THE EXERCISE
Find each line with the word "Constraint" and copy it.

Dataset records
──────────

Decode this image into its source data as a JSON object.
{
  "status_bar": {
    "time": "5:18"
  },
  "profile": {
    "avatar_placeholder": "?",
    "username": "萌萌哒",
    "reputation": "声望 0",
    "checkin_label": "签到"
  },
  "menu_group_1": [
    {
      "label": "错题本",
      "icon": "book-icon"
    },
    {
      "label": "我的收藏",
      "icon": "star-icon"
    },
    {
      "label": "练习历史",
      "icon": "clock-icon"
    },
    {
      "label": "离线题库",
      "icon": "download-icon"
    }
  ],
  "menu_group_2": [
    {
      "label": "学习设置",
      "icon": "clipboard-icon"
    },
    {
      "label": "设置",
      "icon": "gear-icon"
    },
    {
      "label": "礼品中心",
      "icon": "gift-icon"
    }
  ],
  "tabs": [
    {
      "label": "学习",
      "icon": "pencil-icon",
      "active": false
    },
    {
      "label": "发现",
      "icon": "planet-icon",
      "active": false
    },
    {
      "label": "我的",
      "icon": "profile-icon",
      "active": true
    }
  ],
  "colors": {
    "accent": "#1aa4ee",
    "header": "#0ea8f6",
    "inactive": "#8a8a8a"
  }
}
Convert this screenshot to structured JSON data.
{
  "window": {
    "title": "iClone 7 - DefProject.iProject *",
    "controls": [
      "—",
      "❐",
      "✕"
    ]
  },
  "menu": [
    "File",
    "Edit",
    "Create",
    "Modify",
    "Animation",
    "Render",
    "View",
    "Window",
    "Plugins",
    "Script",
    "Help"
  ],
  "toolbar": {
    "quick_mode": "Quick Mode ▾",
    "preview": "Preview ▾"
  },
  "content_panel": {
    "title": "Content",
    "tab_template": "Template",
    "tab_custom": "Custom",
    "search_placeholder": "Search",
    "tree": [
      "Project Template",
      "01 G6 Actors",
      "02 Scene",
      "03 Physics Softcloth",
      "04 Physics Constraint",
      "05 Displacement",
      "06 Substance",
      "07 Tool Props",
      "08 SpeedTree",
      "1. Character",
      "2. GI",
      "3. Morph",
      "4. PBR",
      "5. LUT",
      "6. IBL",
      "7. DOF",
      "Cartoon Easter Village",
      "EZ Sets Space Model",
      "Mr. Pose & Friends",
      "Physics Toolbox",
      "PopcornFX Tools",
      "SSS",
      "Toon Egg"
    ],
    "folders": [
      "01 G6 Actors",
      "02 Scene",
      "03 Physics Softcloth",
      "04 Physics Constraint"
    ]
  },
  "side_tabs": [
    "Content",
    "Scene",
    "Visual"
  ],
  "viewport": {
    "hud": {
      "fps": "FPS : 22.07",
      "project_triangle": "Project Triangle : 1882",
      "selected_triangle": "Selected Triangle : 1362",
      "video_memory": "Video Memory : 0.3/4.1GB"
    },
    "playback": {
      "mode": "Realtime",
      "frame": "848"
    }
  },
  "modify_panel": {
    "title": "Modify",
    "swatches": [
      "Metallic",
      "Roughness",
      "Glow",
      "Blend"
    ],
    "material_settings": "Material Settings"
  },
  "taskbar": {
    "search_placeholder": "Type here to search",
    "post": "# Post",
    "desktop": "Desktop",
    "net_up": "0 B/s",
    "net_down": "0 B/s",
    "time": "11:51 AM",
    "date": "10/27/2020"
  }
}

──────────

ANSWER TO THE PROBLEM
      "04 Physics Constraint",
      "04 Physics Constraint"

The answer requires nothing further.